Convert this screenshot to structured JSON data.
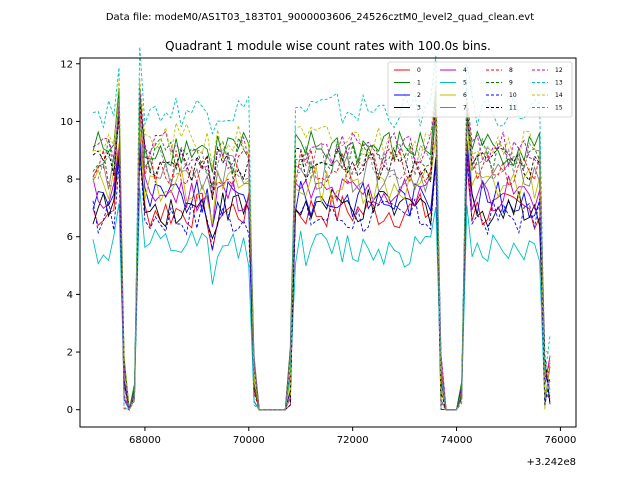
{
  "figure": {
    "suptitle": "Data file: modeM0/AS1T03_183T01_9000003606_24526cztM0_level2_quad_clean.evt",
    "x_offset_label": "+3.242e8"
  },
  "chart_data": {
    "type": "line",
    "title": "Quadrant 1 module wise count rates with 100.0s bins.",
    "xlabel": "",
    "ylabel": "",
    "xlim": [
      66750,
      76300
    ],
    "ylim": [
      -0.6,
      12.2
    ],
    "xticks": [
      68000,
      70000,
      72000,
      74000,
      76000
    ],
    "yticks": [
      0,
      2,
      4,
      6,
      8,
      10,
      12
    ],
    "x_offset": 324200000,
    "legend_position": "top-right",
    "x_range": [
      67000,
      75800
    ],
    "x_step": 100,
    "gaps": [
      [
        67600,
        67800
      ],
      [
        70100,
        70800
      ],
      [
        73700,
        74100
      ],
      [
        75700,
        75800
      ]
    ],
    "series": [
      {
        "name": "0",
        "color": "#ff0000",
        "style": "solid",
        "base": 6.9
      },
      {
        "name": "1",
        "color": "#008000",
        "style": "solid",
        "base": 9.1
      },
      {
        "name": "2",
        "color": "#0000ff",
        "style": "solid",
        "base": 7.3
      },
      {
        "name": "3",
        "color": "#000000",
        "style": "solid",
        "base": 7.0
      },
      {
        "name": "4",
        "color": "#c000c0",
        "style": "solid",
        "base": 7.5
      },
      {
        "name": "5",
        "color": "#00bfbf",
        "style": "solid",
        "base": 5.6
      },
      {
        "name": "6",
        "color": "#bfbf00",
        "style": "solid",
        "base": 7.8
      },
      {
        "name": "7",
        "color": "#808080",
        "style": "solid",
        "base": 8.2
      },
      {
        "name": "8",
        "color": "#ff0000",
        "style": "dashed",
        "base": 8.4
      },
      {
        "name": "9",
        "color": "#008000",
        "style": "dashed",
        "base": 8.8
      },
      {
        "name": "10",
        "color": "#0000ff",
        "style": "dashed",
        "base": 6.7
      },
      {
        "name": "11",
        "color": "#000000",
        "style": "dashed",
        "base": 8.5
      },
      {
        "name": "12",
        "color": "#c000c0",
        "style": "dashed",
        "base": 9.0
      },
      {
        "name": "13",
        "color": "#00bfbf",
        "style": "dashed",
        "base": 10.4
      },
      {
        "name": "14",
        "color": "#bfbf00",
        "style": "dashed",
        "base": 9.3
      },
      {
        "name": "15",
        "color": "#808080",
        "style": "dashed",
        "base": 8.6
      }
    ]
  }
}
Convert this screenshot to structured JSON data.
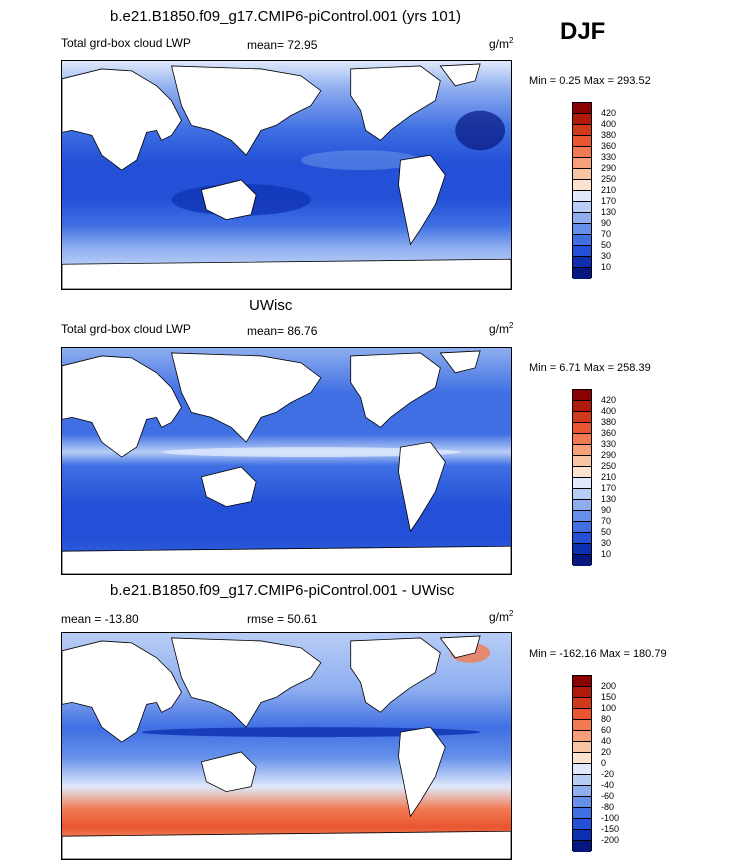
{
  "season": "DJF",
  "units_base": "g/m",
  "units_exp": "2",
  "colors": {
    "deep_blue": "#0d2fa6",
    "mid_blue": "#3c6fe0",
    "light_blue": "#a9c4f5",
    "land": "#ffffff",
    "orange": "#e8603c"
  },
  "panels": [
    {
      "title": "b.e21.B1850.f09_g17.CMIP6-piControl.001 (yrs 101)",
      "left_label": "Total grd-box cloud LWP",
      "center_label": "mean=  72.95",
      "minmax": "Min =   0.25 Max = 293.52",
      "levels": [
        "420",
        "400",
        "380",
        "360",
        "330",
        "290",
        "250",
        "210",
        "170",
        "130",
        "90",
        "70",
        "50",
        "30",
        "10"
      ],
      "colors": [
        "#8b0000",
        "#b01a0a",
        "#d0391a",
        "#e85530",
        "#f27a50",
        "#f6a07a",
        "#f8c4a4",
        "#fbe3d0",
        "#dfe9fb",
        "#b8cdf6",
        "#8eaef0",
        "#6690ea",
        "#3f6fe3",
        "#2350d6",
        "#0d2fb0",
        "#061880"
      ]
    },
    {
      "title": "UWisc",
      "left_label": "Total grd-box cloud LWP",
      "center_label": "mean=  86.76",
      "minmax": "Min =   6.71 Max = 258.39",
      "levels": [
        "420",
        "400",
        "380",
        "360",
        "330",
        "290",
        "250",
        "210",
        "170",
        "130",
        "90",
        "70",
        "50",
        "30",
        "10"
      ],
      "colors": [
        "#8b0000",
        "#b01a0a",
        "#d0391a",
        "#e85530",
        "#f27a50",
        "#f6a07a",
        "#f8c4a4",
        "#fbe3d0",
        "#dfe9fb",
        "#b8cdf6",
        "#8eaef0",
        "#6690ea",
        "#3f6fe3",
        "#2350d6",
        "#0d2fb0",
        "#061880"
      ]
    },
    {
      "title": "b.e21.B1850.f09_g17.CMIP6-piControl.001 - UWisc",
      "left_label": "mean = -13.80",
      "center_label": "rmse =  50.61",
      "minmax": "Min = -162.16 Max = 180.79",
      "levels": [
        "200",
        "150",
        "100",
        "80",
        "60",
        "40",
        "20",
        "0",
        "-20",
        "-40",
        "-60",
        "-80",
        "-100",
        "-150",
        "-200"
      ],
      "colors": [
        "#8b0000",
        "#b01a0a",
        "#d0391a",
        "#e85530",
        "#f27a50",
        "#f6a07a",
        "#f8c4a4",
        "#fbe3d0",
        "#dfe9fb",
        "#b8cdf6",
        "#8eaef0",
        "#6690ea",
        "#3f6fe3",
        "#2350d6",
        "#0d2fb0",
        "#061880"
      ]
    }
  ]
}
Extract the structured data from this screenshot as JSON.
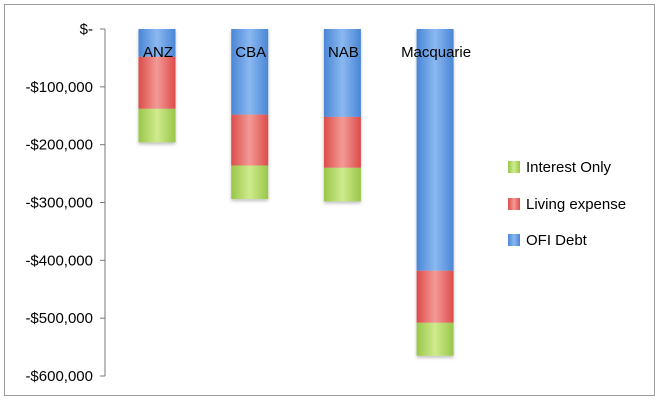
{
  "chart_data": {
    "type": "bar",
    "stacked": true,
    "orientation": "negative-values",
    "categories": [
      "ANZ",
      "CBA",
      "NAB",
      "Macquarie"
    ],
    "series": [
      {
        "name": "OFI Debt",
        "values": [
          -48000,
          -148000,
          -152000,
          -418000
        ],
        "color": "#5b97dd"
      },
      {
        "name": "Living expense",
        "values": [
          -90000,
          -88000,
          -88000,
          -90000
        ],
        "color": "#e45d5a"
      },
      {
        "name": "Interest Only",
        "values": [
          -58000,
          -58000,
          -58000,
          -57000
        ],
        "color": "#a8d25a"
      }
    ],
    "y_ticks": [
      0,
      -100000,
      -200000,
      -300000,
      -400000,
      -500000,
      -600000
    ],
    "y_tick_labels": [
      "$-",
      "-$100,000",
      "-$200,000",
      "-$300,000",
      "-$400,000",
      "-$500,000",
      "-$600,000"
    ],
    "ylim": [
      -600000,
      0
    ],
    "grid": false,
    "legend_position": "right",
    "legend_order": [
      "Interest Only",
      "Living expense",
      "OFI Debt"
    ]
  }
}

● ● ● ●

| Task |
Leave the pictures out. Extract exactly the lines running from the one with "Extract the structured" through the last entry, both ends included.

| Problem solution |
Extract the structured data from this screenshot as JSON.
{
  "chart_data": {
    "type": "bar",
    "stacked": true,
    "orientation": "negative-values",
    "categories": [
      "ANZ",
      "CBA",
      "NAB",
      "Macquarie"
    ],
    "series": [
      {
        "name": "OFI Debt",
        "values": [
          -48000,
          -148000,
          -152000,
          -418000
        ],
        "color": "#5b97dd"
      },
      {
        "name": "Living expense",
        "values": [
          -90000,
          -88000,
          -88000,
          -90000
        ],
        "color": "#e45d5a"
      },
      {
        "name": "Interest Only",
        "values": [
          -58000,
          -58000,
          -58000,
          -57000
        ],
        "color": "#a8d25a"
      }
    ],
    "y_ticks": [
      0,
      -100000,
      -200000,
      -300000,
      -400000,
      -500000,
      -600000
    ],
    "y_tick_labels": [
      "$-",
      "-$100,000",
      "-$200,000",
      "-$300,000",
      "-$400,000",
      "-$500,000",
      "-$600,000"
    ],
    "ylim": [
      -600000,
      0
    ],
    "grid": false,
    "legend_position": "right",
    "legend_order": [
      "Interest Only",
      "Living expense",
      "OFI Debt"
    ]
  }
}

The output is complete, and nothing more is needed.